• What you have to do
Output the material exactly, but drop every image it holds.

• Data in this exercise

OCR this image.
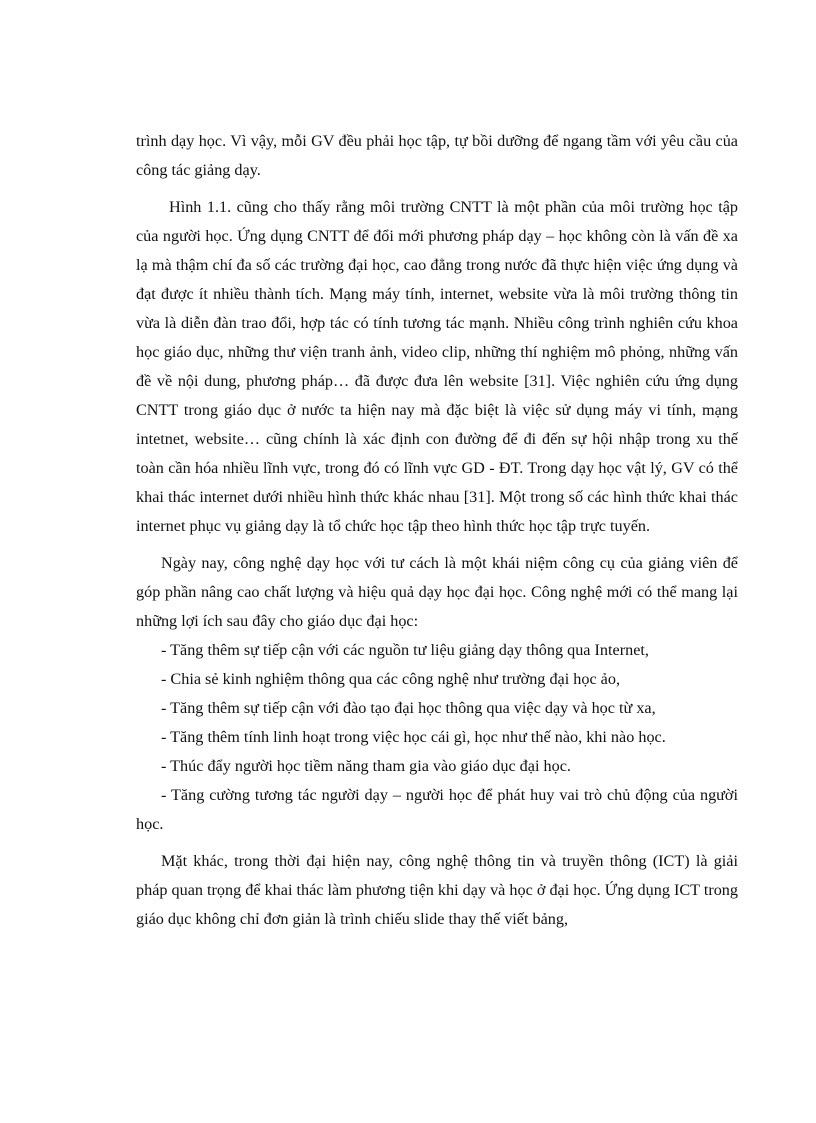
trình dạy học. Vì vậy, mỗi GV đều phải học tập, tự bồi dưỡng để ngang tầm với yêu cầu của công tác giảng dạy.

Hình 1.1. cũng cho thấy rằng môi trường CNTT là một phần của môi trường học tập của người học. Ứng dụng CNTT để đổi mới phương pháp dạy – học không còn là vấn đề xa lạ mà thậm chí đa số các trường đại học, cao đẳng trong nước đã thực hiện việc ứng dụng và đạt được ít nhiều thành tích. Mạng máy tính, internet, website vừa là môi trường thông tin vừa là diễn đàn trao đổi, hợp tác có tính tương tác mạnh. Nhiều công trình nghiên cứu khoa học giáo dục, những thư viện tranh ảnh, video clip, những thí nghiệm mô phỏng, những vấn đề về nội dung, phương pháp… đã được đưa lên website [31]. Việc nghiên cứu ứng dụng CNTT trong giáo dục ở nước ta hiện nay mà đặc biệt là việc sử dụng máy vi tính, mạng intetnet, website… cũng chính là xác định con đường để đi đến sự hội nhập trong xu thế toàn cần hóa nhiều lĩnh vực, trong đó có lĩnh vực GD - ĐT. Trong dạy học vật lý, GV có thể khai thác internet dưới nhiều hình thức khác nhau [31]. Một trong số các hình thức khai thác internet phục vụ giảng dạy là tổ chức học tập theo hình thức học tập trực tuyến.

Ngày nay, công nghệ dạy học với tư cách là một khái niệm công cụ của giảng viên để góp phần nâng cao chất lượng và hiệu quả dạy học đại học. Công nghệ mới có thể mang lại những lợi ích sau đây cho giáo dục đại học:

- Tăng thêm sự tiếp cận với các nguồn tư liệu giảng dạy thông qua Internet,
- Chia sẻ kinh nghiệm thông qua các công nghệ như trường đại học ảo,
- Tăng thêm sự tiếp cận với đào tạo đại học thông qua việc dạy và học từ xa,
- Tăng thêm tính linh hoạt trong việc học cái gì, học như thế nào, khi nào học.
- Thúc đẩy người học tiềm năng tham gia vào giáo dục đại học.
- Tăng cường tương tác người dạy – người học để phát huy vai trò chủ động của người học.

Mặt khác, trong thời đại hiện nay, công nghệ thông tin và truyền thông (ICT) là giải pháp quan trọng để khai thác làm phương tiện khi dạy và học ở đại học. Ứng dụng ICT trong giáo dục không chỉ đơn giản là trình chiếu slide thay thế viết bảng,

• Solution to this task
OCR this image.
trình dạy học. Vì vậy, mỗi GV đều phải học tập, tự bồi dưỡng để ngang tầm với yêu cầu của công tác giảng dạy.

Hình 1.1. cũng cho thấy rằng môi trường CNTT là một phần của môi trường học tập của người học. Ứng dụng CNTT để đổi mới phương pháp dạy – học không còn là vấn đề xa lạ mà thậm chí đa số các trường đại học, cao đẳng trong nước đã thực hiện việc ứng dụng và đạt được ít nhiều thành tích. Mạng máy tính, internet, website vừa là môi trường thông tin vừa là diễn đàn trao đổi, hợp tác có tính tương tác mạnh. Nhiều công trình nghiên cứu khoa học giáo dục, những thư viện tranh ảnh, video clip, những thí nghiệm mô phỏng, những vấn đề về nội dung, phương pháp… đã được đưa lên website [31]. Việc nghiên cứu ứng dụng CNTT trong giáo dục ở nước ta hiện nay mà đặc biệt là việc sử dụng máy vi tính, mạng intetnet, website… cũng chính là xác định con đường để đi đến sự hội nhập trong xu thế toàn cần hóa nhiều lĩnh vực, trong đó có lĩnh vực GD - ĐT. Trong dạy học vật lý, GV có thể khai thác internet dưới nhiều hình thức khác nhau [31]. Một trong số các hình thức khai thác internet phục vụ giảng dạy là tổ chức học tập theo hình thức học tập trực tuyến.

Ngày nay, công nghệ dạy học với tư cách là một khái niệm công cụ của giảng viên để góp phần nâng cao chất lượng và hiệu quả dạy học đại học. Công nghệ mới có thể mang lại những lợi ích sau đây cho giáo dục đại học:

- Tăng thêm sự tiếp cận với các nguồn tư liệu giảng dạy thông qua Internet,
- Chia sẻ kinh nghiệm thông qua các công nghệ như trường đại học ảo,
- Tăng thêm sự tiếp cận với đào tạo đại học thông qua việc dạy và học từ xa,
- Tăng thêm tính linh hoạt trong việc học cái gì, học như thế nào, khi nào học.
- Thúc đẩy người học tiềm năng tham gia vào giáo dục đại học.
- Tăng cường tương tác người dạy – người học để phát huy vai trò chủ động của người học.

Mặt khác, trong thời đại hiện nay, công nghệ thông tin và truyền thông (ICT) là giải pháp quan trọng để khai thác làm phương tiện khi dạy và học ở đại học. Ứng dụng ICT trong giáo dục không chỉ đơn giản là trình chiếu slide thay thế viết bảng,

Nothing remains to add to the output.